*Problem details*:
In the listing below, locate the lines bearing the word "marker". Copy every one of them.

*Data supplied*:
————

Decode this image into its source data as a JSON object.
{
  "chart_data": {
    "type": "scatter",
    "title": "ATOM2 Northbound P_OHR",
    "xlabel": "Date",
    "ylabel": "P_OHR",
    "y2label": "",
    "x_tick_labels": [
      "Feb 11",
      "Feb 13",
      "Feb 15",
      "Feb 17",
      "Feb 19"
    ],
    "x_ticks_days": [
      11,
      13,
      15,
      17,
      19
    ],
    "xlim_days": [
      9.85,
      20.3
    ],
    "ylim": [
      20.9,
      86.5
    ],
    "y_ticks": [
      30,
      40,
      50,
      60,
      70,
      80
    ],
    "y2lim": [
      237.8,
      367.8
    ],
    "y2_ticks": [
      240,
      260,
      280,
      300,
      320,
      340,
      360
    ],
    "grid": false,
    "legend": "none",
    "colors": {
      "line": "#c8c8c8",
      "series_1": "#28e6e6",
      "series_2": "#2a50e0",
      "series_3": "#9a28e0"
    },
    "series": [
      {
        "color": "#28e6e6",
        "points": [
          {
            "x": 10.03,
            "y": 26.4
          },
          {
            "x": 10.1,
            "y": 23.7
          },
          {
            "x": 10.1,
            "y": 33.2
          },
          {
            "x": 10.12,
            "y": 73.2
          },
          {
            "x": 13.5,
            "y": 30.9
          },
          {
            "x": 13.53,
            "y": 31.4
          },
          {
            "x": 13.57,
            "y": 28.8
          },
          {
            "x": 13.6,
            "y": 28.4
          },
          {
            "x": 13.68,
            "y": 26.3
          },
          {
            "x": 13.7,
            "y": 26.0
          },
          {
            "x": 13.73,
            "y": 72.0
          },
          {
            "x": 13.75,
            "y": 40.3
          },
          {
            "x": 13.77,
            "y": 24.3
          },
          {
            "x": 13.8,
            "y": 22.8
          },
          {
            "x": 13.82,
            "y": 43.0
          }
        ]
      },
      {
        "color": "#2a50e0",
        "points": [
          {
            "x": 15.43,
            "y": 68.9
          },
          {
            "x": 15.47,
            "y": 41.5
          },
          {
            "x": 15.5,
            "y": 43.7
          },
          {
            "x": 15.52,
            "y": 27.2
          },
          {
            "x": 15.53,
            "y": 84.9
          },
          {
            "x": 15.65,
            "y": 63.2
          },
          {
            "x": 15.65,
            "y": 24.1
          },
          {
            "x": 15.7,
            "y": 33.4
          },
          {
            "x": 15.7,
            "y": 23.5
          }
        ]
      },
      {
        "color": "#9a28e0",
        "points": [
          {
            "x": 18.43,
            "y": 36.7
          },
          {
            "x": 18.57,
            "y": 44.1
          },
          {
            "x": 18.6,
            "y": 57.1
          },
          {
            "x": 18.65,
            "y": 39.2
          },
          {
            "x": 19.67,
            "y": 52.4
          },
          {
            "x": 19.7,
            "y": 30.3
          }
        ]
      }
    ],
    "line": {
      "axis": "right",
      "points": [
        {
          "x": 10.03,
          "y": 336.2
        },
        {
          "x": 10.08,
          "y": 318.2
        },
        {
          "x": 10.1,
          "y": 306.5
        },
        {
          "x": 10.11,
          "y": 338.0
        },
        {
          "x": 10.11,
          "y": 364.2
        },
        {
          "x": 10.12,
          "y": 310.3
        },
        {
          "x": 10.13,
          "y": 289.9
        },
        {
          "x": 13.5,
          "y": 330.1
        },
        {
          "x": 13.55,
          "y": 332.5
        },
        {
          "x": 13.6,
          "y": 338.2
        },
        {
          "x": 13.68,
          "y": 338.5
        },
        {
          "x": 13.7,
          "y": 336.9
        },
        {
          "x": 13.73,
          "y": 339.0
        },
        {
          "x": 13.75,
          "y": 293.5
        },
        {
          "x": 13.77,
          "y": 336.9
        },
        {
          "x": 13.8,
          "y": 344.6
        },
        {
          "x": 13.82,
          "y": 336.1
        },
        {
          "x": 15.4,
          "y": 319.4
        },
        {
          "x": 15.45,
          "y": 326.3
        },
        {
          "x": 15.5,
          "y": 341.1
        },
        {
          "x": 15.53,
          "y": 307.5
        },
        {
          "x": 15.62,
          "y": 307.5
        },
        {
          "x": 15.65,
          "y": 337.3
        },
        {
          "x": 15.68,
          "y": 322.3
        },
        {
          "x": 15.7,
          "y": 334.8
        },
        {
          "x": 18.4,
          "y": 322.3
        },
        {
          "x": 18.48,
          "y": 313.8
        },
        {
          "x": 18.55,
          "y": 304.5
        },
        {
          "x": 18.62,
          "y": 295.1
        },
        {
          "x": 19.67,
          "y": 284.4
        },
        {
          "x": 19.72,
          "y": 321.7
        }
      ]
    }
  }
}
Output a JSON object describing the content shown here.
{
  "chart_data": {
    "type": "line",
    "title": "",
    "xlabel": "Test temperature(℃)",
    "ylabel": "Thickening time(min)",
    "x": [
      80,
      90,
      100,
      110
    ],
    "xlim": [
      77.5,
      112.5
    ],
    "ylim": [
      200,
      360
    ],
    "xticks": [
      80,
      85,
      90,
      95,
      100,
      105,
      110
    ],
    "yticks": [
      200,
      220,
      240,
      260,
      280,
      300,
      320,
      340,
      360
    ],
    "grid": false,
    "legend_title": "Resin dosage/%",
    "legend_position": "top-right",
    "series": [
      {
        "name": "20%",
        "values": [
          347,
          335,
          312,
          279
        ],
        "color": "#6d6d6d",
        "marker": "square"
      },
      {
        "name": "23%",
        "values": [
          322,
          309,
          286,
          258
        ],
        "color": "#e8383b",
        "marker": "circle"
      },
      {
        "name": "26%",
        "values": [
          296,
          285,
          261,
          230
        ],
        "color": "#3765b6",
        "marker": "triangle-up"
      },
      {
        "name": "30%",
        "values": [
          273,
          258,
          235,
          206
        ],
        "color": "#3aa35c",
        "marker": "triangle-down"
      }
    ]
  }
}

————

*Answer to the exercise*:
        "marker": "square"
        "marker": "circle"
        "marker": "triangle-up"
        "marker": "triangle-down"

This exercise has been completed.